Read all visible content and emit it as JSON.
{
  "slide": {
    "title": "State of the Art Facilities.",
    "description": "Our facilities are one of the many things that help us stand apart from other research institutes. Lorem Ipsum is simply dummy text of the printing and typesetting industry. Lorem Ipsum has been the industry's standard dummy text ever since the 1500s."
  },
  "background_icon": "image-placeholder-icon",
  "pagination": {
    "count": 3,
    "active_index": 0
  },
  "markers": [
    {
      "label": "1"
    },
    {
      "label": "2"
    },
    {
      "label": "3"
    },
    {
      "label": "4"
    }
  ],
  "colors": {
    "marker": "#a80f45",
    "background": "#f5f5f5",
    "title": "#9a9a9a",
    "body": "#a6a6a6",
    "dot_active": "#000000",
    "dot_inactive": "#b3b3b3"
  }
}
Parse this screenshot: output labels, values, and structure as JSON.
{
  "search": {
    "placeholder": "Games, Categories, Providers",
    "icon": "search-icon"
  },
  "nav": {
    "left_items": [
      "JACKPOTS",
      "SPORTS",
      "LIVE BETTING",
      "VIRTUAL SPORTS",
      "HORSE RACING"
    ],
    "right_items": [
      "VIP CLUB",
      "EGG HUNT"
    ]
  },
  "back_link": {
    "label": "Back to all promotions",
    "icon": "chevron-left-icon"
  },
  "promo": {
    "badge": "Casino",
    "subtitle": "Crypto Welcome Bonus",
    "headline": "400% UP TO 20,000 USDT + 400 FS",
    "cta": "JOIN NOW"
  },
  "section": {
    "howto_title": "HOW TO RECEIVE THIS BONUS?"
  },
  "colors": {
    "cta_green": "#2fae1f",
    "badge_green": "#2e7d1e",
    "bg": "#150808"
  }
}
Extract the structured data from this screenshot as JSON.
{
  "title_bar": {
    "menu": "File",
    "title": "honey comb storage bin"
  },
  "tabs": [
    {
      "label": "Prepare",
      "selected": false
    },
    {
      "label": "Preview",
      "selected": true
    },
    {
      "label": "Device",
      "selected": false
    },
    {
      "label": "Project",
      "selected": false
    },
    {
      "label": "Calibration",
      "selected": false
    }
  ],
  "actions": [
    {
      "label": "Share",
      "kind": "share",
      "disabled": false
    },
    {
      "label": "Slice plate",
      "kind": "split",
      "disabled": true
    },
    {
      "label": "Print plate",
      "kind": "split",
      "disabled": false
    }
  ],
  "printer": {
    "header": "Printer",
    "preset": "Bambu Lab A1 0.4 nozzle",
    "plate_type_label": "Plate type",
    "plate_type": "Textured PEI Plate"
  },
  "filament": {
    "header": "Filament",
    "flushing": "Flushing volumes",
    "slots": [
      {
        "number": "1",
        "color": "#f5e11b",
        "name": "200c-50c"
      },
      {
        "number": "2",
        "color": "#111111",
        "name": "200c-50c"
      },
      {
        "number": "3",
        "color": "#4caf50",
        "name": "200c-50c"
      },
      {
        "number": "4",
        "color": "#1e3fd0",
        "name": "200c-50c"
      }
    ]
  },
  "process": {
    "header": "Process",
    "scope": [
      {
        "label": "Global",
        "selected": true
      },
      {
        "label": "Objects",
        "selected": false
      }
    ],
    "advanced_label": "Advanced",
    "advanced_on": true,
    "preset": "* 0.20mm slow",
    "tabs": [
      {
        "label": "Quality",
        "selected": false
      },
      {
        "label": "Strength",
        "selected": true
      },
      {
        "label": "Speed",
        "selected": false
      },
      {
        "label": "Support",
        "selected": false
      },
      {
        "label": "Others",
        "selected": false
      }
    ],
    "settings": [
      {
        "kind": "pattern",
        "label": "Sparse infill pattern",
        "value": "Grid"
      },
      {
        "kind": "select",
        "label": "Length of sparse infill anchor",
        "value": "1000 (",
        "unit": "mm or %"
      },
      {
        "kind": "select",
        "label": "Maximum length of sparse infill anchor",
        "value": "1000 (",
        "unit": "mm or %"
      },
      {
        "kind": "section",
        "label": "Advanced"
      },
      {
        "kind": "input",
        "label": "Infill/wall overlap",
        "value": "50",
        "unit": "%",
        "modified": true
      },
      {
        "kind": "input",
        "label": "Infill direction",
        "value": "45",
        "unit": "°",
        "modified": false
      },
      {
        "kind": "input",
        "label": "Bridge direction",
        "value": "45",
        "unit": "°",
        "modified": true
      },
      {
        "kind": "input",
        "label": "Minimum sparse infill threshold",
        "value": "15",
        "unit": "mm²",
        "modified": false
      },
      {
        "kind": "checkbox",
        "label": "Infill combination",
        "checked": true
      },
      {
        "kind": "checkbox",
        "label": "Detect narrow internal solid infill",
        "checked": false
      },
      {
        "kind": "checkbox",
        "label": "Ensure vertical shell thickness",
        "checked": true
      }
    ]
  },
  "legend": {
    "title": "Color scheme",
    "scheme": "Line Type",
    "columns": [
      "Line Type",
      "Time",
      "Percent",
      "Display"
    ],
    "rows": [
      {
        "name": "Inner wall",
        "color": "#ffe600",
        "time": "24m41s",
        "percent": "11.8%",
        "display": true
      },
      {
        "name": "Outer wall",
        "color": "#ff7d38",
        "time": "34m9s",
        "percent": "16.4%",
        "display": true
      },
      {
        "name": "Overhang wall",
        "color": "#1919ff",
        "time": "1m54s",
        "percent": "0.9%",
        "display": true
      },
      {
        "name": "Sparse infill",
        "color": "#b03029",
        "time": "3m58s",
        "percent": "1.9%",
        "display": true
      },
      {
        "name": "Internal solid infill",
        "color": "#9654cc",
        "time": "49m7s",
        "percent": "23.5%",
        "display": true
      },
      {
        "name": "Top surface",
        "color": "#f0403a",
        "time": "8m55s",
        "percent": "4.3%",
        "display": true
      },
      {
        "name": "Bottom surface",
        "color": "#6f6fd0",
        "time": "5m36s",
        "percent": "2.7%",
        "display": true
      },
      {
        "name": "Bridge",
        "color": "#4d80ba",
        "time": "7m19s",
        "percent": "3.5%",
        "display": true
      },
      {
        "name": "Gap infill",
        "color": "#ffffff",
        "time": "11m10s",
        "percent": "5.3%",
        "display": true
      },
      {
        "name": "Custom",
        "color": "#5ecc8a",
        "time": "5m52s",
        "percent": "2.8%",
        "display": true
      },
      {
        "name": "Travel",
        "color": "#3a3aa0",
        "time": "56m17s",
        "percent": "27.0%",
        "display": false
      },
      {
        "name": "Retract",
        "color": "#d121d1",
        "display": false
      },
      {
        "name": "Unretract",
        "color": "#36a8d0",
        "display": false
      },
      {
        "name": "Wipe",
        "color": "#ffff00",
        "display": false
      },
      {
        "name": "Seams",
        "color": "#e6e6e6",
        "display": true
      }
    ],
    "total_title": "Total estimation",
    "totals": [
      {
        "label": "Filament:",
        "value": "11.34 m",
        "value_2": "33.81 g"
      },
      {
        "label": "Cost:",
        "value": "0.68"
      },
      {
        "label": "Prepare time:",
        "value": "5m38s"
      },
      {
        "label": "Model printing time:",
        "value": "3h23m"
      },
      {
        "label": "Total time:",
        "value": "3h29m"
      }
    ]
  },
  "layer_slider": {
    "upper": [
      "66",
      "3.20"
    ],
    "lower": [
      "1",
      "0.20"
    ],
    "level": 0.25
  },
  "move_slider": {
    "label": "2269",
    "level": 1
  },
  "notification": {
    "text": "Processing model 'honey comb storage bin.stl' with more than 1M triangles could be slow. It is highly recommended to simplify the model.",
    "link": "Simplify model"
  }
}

* * * * *

▶ _The problem_:
Write out the entries above word for word.

▶ _Exercise output_:
Read all visible content and emit it as JSON.
{
  "slide": {
    "title": "State of the Art Facilities.",
    "description": "Our facilities are one of the many things that help us stand apart from other research institutes. Lorem Ipsum is simply dummy text of the printing and typesetting industry. Lorem Ipsum has been the industry's standard dummy text ever since the 1500s."
  },
  "background_icon": "image-placeholder-icon",
  "pagination": {
    "count": 3,
    "active_index": 0
  },
  "markers": [
    {
      "label": "1"
    },
    {
      "label": "2"
    },
    {
      "label": "3"
    },
    {
      "label": "4"
    }
  ],
  "colors": {
    "marker": "#a80f45",
    "background": "#f5f5f5",
    "title": "#9a9a9a",
    "body": "#a6a6a6",
    "dot_active": "#000000",
    "dot_inactive": "#b3b3b3"
  }
}
Parse this screenshot: output labels, values, and structure as JSON.
{
  "search": {
    "placeholder": "Games, Categories, Providers",
    "icon": "search-icon"
  },
  "nav": {
    "left_items": [
      "JACKPOTS",
      "SPORTS",
      "LIVE BETTING",
      "VIRTUAL SPORTS",
      "HORSE RACING"
    ],
    "right_items": [
      "VIP CLUB",
      "EGG HUNT"
    ]
  },
  "back_link": {
    "label": "Back to all promotions",
    "icon": "chevron-left-icon"
  },
  "promo": {
    "badge": "Casino",
    "subtitle": "Crypto Welcome Bonus",
    "headline": "400% UP TO 20,000 USDT + 400 FS",
    "cta": "JOIN NOW"
  },
  "section": {
    "howto_title": "HOW TO RECEIVE THIS BONUS?"
  },
  "colors": {
    "cta_green": "#2fae1f",
    "badge_green": "#2e7d1e",
    "bg": "#150808"
  }
}
Extract the structured data from this screenshot as JSON.
{
  "title_bar": {
    "menu": "File",
    "title": "honey comb storage bin"
  },
  "tabs": [
    {
      "label": "Prepare",
      "selected": false
    },
    {
      "label": "Preview",
      "selected": true
    },
    {
      "label": "Device",
      "selected": false
    },
    {
      "label": "Project",
      "selected": false
    },
    {
      "label": "Calibration",
      "selected": false
    }
  ],
  "actions": [
    {
      "label": "Share",
      "kind": "share",
      "disabled": false
    },
    {
      "label": "Slice plate",
      "kind": "split",
      "disabled": true
    },
    {
      "label": "Print plate",
      "kind": "split",
      "disabled": false
    }
  ],
  "printer": {
    "header": "Printer",
    "preset": "Bambu Lab A1 0.4 nozzle",
    "plate_type_label": "Plate type",
    "plate_type": "Textured PEI Plate"
  },
  "filament": {
    "header": "Filament",
    "flushing": "Flushing volumes",
    "slots": [
      {
        "number": "1",
        "color": "#f5e11b",
        "name": "200c-50c"
      },
      {
        "number": "2",
        "color": "#111111",
        "name": "200c-50c"
      },
      {
        "number": "3",
        "color": "#4caf50",
        "name": "200c-50c"
      },
      {
        "number": "4",
        "color": "#1e3fd0",
        "name": "200c-50c"
      }
    ]
  },
  "process": {
    "header": "Process",
    "scope": [
      {
        "label": "Global",
        "selected": true
      },
      {
        "label": "Objects",
        "selected": false
      }
    ],
    "advanced_label": "Advanced",
    "advanced_on": true,
    "preset": "* 0.20mm slow",
    "tabs": [
      {
        "label": "Quality",
        "selected": false
      },
      {
        "label": "Strength",
        "selected": true
      },
      {
        "label": "Speed",
        "selected": false
      },
      {
        "label": "Support",
        "selected": false
      },
      {
        "label": "Others",
        "selected": false
      }
    ],
    "settings": [
      {
        "kind": "pattern",
        "label": "Sparse infill pattern",
        "value": "Grid"
      },
      {
        "kind": "select",
        "label": "Length of sparse infill anchor",
        "value": "1000 (",
        "unit": "mm or %"
      },
      {
        "kind": "select",
        "label": "Maximum length of sparse infill anchor",
        "value": "1000 (",
        "unit": "mm or %"
      },
      {
        "kind": "section",
        "label": "Advanced"
      },
      {
        "kind": "input",
        "label": "Infill/wall overlap",
        "value": "50",
        "unit": "%",
        "modified": true
      },
      {
        "kind": "input",
        "label": "Infill direction",
        "value": "45",
        "unit": "°",
        "modified": false
      },
      {
        "kind": "input",
        "label": "Bridge direction",
        "value": "45",
        "unit": "°",
        "modified": true
      },
      {
        "kind": "input",
        "label": "Minimum sparse infill threshold",
        "value": "15",
        "unit": "mm²",
        "modified": false
      },
      {
        "kind": "checkbox",
        "label": "Infill combination",
        "checked": true
      },
      {
        "kind": "checkbox",
        "label": "Detect narrow internal solid infill",
        "checked": false
      },
      {
        "kind": "checkbox",
        "label": "Ensure vertical shell thickness",
        "checked": true
      }
    ]
  },
  "legend": {
    "title": "Color scheme",
    "scheme": "Line Type",
    "columns": [
      "Line Type",
      "Time",
      "Percent",
      "Display"
    ],
    "rows": [
      {
        "name": "Inner wall",
        "color": "#ffe600",
        "time": "24m41s",
        "percent": "11.8%",
        "display": true
      },
      {
        "name": "Outer wall",
        "color": "#ff7d38",
        "time": "34m9s",
        "percent": "16.4%",
        "display": true
      },
      {
        "name": "Overhang wall",
        "color": "#1919ff",
        "time": "1m54s",
        "percent": "0.9%",
        "display": true
      },
      {
        "name": "Sparse infill",
        "color": "#b03029",
        "time": "3m58s",
        "percent": "1.9%",
        "display": true
      },
      {
        "name": "Internal solid infill",
        "color": "#9654cc",
        "time": "49m7s",
        "percent": "23.5%",
        "display": true
      },
      {
        "name": "Top surface",
        "color": "#f0403a",
        "time": "8m55s",
        "percent": "4.3%",
        "display": true
      },
      {
        "name": "Bottom surface",
        "color": "#6f6fd0",
        "time": "5m36s",
        "percent": "2.7%",
        "display": true
      },
      {
        "name": "Bridge",
        "color": "#4d80ba",
        "time": "7m19s",
        "percent": "3.5%",
        "display": true
      },
      {
        "name": "Gap infill",
        "color": "#ffffff",
        "time": "11m10s",
        "percent": "5.3%",
        "display": true
      },
      {
        "name": "Custom",
        "color": "#5ecc8a",
        "time": "5m52s",
        "percent": "2.8%",
        "display": true
      },
      {
        "name": "Travel",
        "color": "#3a3aa0",
        "time": "56m17s",
        "percent": "27.0%",
        "display": false
      },
      {
        "name": "Retract",
        "color": "#d121d1",
        "display": false
      },
      {
        "name": "Unretract",
        "color": "#36a8d0",
        "display": false
      },
      {
        "name": "Wipe",
        "color": "#ffff00",
        "display": false
      },
      {
        "name": "Seams",
        "color": "#e6e6e6",
        "display": true
      }
    ],
    "total_title": "Total estimation",
    "totals": [
      {
        "label": "Filament:",
        "value": "11.34 m",
        "value_2": "33.81 g"
      },
      {
        "label": "Cost:",
        "value": "0.68"
      },
      {
        "label": "Prepare time:",
        "value": "5m38s"
      },
      {
        "label": "Model printing time:",
        "value": "3h23m"
      },
      {
        "label": "Total time:",
        "value": "3h29m"
      }
    ]
  },
  "layer_slider": {
    "upper": [
      "66",
      "3.20"
    ],
    "lower": [
      "1",
      "0.20"
    ],
    "level": 0.25
  },
  "move_slider": {
    "label": "2269",
    "level": 1
  },
  "notification": {
    "text": "Processing model 'honey comb storage bin.stl' with more than 1M triangles could be slow. It is highly recommended to simplify the model.",
    "link": "Simplify model"
  }
}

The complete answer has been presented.